** Start of Provided entries **

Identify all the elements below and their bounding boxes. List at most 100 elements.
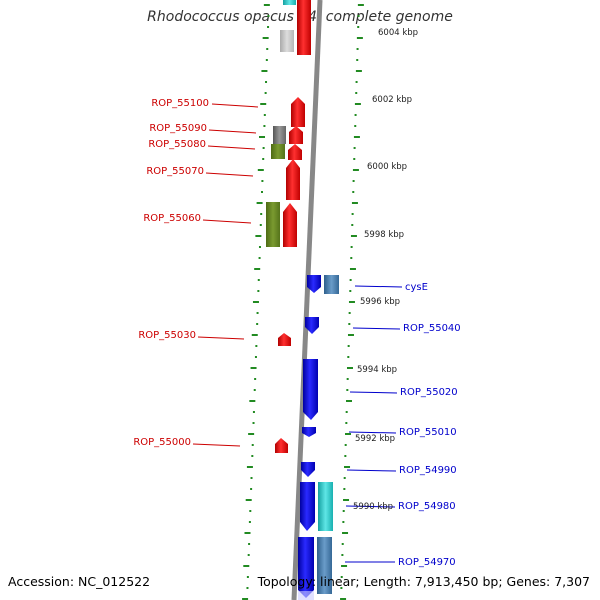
- scale-dot: [256, 202, 263, 204]
- scale-dot: [248, 433, 255, 435]
- scale-label: 6002 kbp: [372, 95, 412, 105]
- scale-dot: [340, 576, 343, 578]
- scale-dot: [351, 202, 358, 204]
- right-scale-track: [340, 4, 364, 600]
- scale-dot: [264, 92, 267, 94]
- scale-dot: [349, 290, 352, 292]
- scale-dot: [255, 345, 258, 347]
- scale-dot: [353, 136, 360, 138]
- scale-dot: [246, 466, 253, 468]
- reverse-gene-ROP_55020: [303, 359, 318, 420]
- scale-dot: [357, 15, 360, 17]
- scale-dot: [249, 510, 252, 512]
- scale-dot: [351, 224, 354, 226]
- green-feature: [271, 144, 285, 159]
- scale-dot: [259, 224, 262, 226]
- scale-dot: [348, 301, 355, 303]
- gene-label: ROP_54970: [398, 557, 456, 568]
- scale-dot: [353, 147, 356, 149]
- scale-dot: [343, 488, 346, 490]
- reverse-gene-ROP_54980: [300, 482, 315, 531]
- reverse-gene-ROP_55010: [302, 427, 316, 437]
- scale-dot: [349, 279, 352, 281]
- scale-dot: [251, 334, 258, 336]
- scale-dot: [352, 169, 359, 171]
- scale-dot: [258, 246, 261, 248]
- scale-dot: [257, 169, 264, 171]
- scale-dot: [251, 444, 254, 446]
- scale-dot: [260, 191, 263, 193]
- scale-dot: [263, 4, 270, 6]
- scale-dot: [257, 290, 260, 292]
- steel-feature: [317, 537, 332, 594]
- scale-dot: [350, 246, 353, 248]
- scale-dot: [254, 378, 257, 380]
- scale-dot: [252, 411, 255, 413]
- scale-dot: [247, 554, 250, 556]
- gene-label: ROP_55090: [149, 123, 207, 134]
- scale-dot: [357, 26, 360, 28]
- scale-dot: [350, 235, 357, 237]
- scale-dot: [354, 125, 357, 127]
- scale-dot: [250, 488, 253, 490]
- scale-dot: [256, 312, 259, 314]
- scale-dot: [246, 587, 249, 589]
- scale-dot: [355, 92, 358, 94]
- reverse-gene-ROP_54970: [298, 537, 314, 598]
- scale-label: 5996 kbp: [360, 297, 400, 307]
- scale-dot: [348, 323, 351, 325]
- scale-dot: [344, 444, 347, 446]
- forward-gene-ROP_55080: [288, 144, 302, 160]
- scale-dot: [355, 70, 362, 72]
- scale-label: 5998 kbp: [364, 230, 404, 240]
- scale-dot: [258, 257, 261, 259]
- scale-dot: [356, 37, 363, 39]
- scale-dot: [342, 510, 345, 512]
- reverse-gene-ROP_54990: [301, 462, 315, 477]
- forward-gene-ROP_55070: [286, 159, 300, 200]
- forward-gene-ROP_55100: [291, 97, 305, 127]
- scale-dot: [257, 279, 260, 281]
- scale-dot: [352, 191, 355, 193]
- scale-dot: [351, 213, 354, 215]
- scale-label: 5992 kbp: [355, 434, 395, 444]
- scale-dot: [267, 15, 270, 17]
- scale-dot: [256, 323, 259, 325]
- reverse-gene-cysE: [307, 275, 321, 293]
- cyan-feature: [318, 482, 333, 531]
- scale-dot: [250, 477, 253, 479]
- scale-label: 6000 kbp: [367, 162, 407, 172]
- scale-dot: [265, 59, 268, 61]
- forward-gene-ROP_55030: [278, 333, 291, 346]
- scale-dot: [252, 422, 255, 424]
- scale-dot: [266, 48, 269, 50]
- forward-gene-ROP_55060: [283, 203, 297, 247]
- scale-dot: [249, 400, 256, 402]
- gene-label: ROP_55020: [400, 387, 458, 398]
- scale-dot: [245, 499, 252, 501]
- scale-dot: [260, 103, 267, 105]
- scale-dot: [259, 136, 266, 138]
- gene-label: ROP_55010: [399, 427, 457, 438]
- gene-label: ROP_54990: [399, 465, 457, 476]
- gene-label: ROP_55080: [148, 139, 206, 150]
- scale-dot: [253, 389, 256, 391]
- scale-dot: [341, 543, 344, 545]
- scale-dot: [345, 411, 348, 413]
- scale-dot: [341, 565, 348, 567]
- scale-dot: [251, 455, 254, 457]
- left-gene-labels: ROP_55100 ROP_55090 ROP_55080 ROP_55070 …: [133, 98, 259, 448]
- scale-dot: [344, 455, 347, 457]
- scale-dot: [261, 180, 264, 182]
- scale-dot: [340, 587, 343, 589]
- gene-label: ROP_55100: [151, 98, 209, 109]
- scale-dot: [248, 521, 251, 523]
- scale-dot: [347, 345, 350, 347]
- scale-dot: [263, 114, 266, 116]
- scale-dot: [262, 37, 269, 39]
- topology-info: Topology: linear; Length: 7,913,450 bp; …: [257, 574, 590, 589]
- gene-label: ROP_55030: [138, 330, 196, 341]
- gene-label: ROP_55070: [146, 166, 204, 177]
- scale-dot: [263, 125, 266, 127]
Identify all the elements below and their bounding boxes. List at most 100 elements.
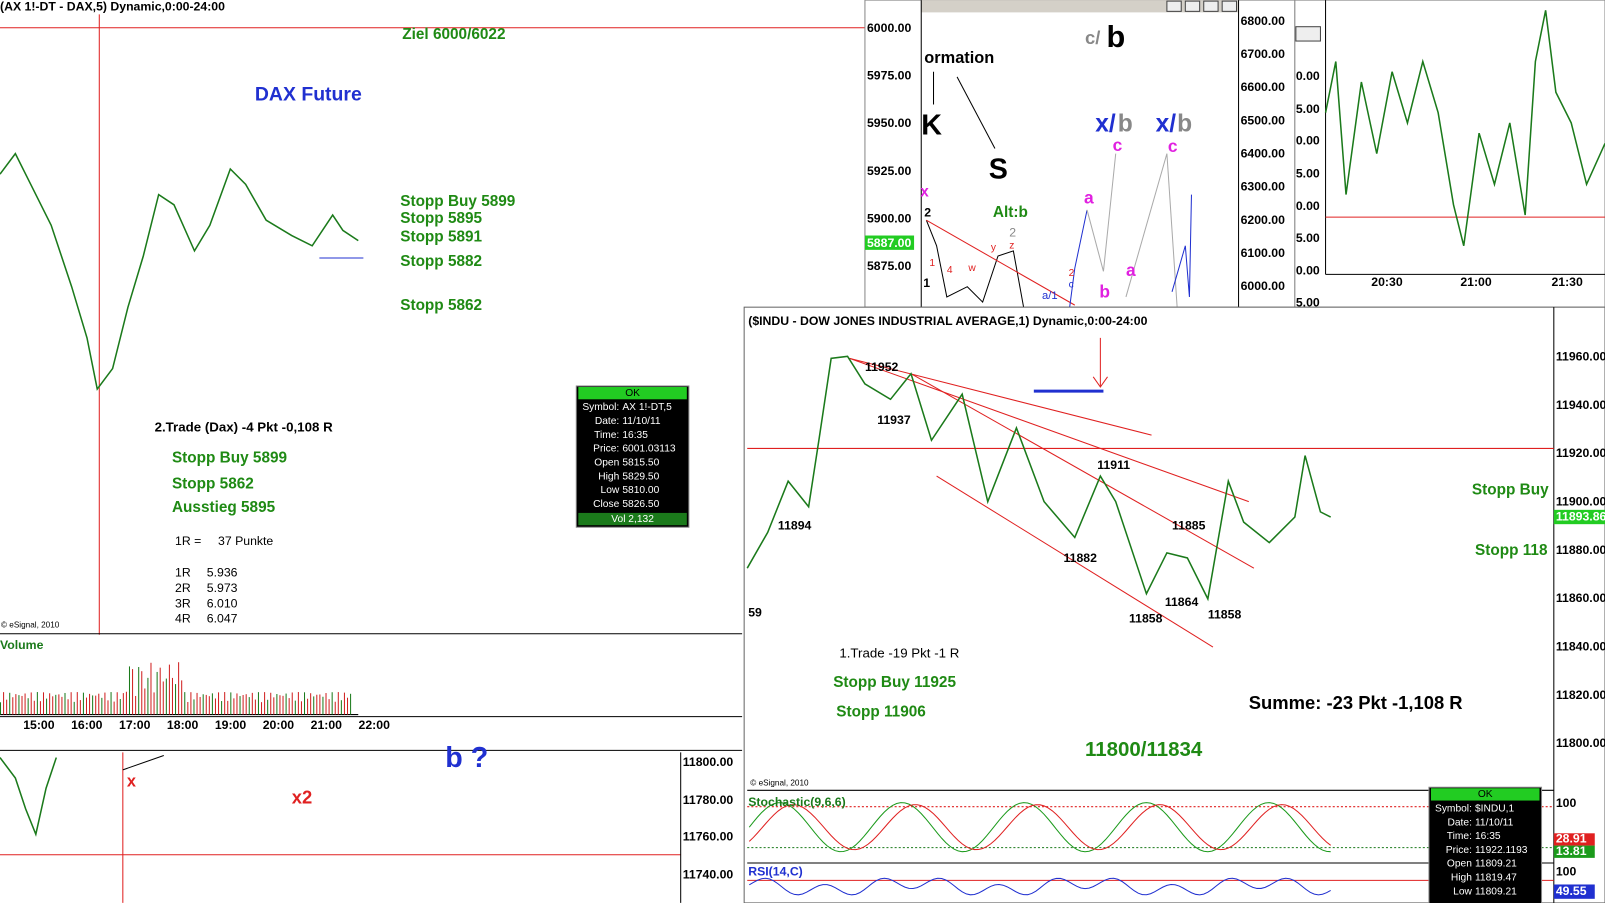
volume-bar — [168, 664, 170, 715]
window-button[interactable] — [1166, 0, 1182, 12]
volume-bar — [297, 692, 299, 715]
window-button[interactable] — [1203, 0, 1219, 12]
volume-bar — [346, 697, 349, 715]
volume-bar — [73, 701, 75, 715]
x-tick-label: 20:00 — [263, 718, 295, 732]
annotation: x — [127, 772, 136, 790]
price-line — [0, 152, 359, 391]
volume-bar — [82, 692, 84, 715]
x-tick-label: 21:00 — [1460, 275, 1492, 289]
info-header — [578, 387, 687, 400]
trend-line — [122, 755, 164, 771]
point-label: 11937 — [877, 413, 911, 427]
info-header — [1430, 788, 1540, 801]
wave-label: a/1 — [1042, 290, 1058, 302]
annotation: x2 — [292, 786, 312, 807]
r-level-value: 6.047 — [207, 612, 238, 626]
value-box — [1553, 845, 1595, 858]
volume-bar — [138, 667, 140, 715]
panel-label: Stochastic(9,6,6) — [748, 795, 845, 809]
wave-label: y — [991, 243, 997, 254]
volume-bar — [307, 698, 309, 715]
point-label: 11952 — [865, 360, 899, 374]
wave-label: 2 — [1009, 226, 1016, 240]
info-label: Date: — [595, 416, 619, 427]
copyright: © eSignal, 2010 — [750, 778, 809, 787]
volume-bar — [205, 694, 207, 715]
info-label: High — [598, 471, 619, 482]
annotation: Stopp Buy 11925 — [833, 674, 956, 691]
current-price: 5887.00 — [867, 236, 912, 250]
x-tick-label: 22:00 — [359, 718, 391, 732]
volume-bar — [76, 692, 78, 715]
volume-bar — [18, 695, 20, 715]
trend-line — [926, 219, 1076, 306]
x-tick-label: 17:00 — [119, 718, 151, 732]
info-value: 5810.00 — [622, 485, 659, 496]
volume-bar — [55, 694, 57, 715]
wave-line — [1086, 153, 1117, 272]
volume-bar — [291, 692, 293, 715]
wave-label: x/ — [1156, 110, 1177, 137]
volume-bar — [337, 692, 339, 715]
x-tick-label: 18:00 — [167, 718, 199, 732]
volume-bar — [9, 692, 11, 715]
window-button[interactable] — [1184, 0, 1201, 12]
x-tick-label: 21:00 — [311, 718, 343, 732]
r-level-name: 3R — [175, 596, 191, 610]
annotation: Ziel 6000/6022 — [402, 26, 505, 43]
annotation: DAX Future — [255, 83, 362, 105]
volume-bar — [95, 695, 97, 715]
y-tick-label: 5.00 — [1296, 166, 1320, 180]
window-button[interactable] — [1221, 0, 1238, 12]
titlebar — [921, 0, 1239, 13]
volume-bar — [42, 692, 45, 715]
volume-bar — [39, 701, 41, 715]
wave-line — [1171, 194, 1192, 297]
info-box — [575, 385, 690, 528]
r-level-name: 2R — [175, 581, 191, 595]
volume-bar — [52, 696, 54, 715]
volume-bar — [334, 701, 336, 715]
rsi-value: 49.55 — [1556, 884, 1587, 898]
y-tick-label: 6100.00 — [1241, 246, 1286, 260]
window-button[interactable] — [1295, 26, 1321, 42]
panel-label: RSI(14,C) — [748, 864, 803, 878]
r-level-name: 4R — [175, 612, 191, 626]
y-tick-label: 100 — [1556, 796, 1577, 810]
volume-bar — [322, 696, 324, 715]
x-tick-label: 21:30 — [1551, 275, 1583, 289]
stoch-d — [748, 804, 1331, 851]
volume-bar — [49, 693, 51, 715]
y-tick-label: 6200.00 — [1241, 213, 1286, 227]
info-label: Symbol: — [1435, 803, 1472, 814]
volume-bar — [162, 681, 164, 715]
volume-bar — [0, 702, 2, 715]
volume-bar — [15, 694, 17, 715]
volume-bar — [58, 694, 60, 715]
volume-bar — [159, 667, 161, 715]
y-tick-label: 11900.00 — [1556, 495, 1605, 509]
y-tick-label: 5975.00 — [867, 69, 912, 83]
volume-bar — [316, 694, 318, 715]
volume-bar — [181, 680, 183, 715]
annotation: 2.Trade (Dax) -4 Pkt -0,108 R — [155, 419, 334, 434]
frame — [1294, 0, 1605, 308]
volume-bar — [199, 696, 201, 715]
volume-bar — [254, 699, 256, 715]
y-tick-label: 11940.00 — [1556, 398, 1605, 412]
annotation: Stopp 5862 — [400, 297, 482, 314]
volume-bar — [233, 698, 235, 715]
volume-bar — [6, 699, 8, 715]
info-value: 11922.1193 — [1475, 845, 1528, 856]
volume-bar — [24, 693, 26, 715]
info-value: 16:35 — [622, 430, 648, 441]
y-tick-label: 0.00 — [1296, 69, 1320, 83]
volume-bar — [328, 699, 330, 715]
dow-lower-chart — [0, 752, 682, 903]
y-tick-label: 6500.00 — [1241, 113, 1286, 127]
y-tick-label: 11880.00 — [1556, 543, 1605, 557]
info-label: Close — [593, 499, 619, 510]
point-label: 11864 — [1165, 595, 1199, 609]
annotation: 11800/11834 — [1085, 738, 1203, 761]
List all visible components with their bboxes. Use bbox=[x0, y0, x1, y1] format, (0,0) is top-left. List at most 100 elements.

** End of Provided entries **

Reproduce the lines beginning with the one containing "- scale-dot: [256, 202, 263, 204]" and ending with the one containing "- scale-dot: [349, 290, 352, 292]", including both.

■ **Task result**
- scale-dot: [256, 202, 263, 204]
- scale-dot: [248, 433, 255, 435]
- scale-label: 6002 kbp: [372, 95, 412, 105]
- scale-dot: [340, 576, 343, 578]
- scale-dot: [351, 202, 358, 204]
- right-scale-track: [340, 4, 364, 600]
- scale-dot: [264, 92, 267, 94]
- scale-dot: [349, 290, 352, 292]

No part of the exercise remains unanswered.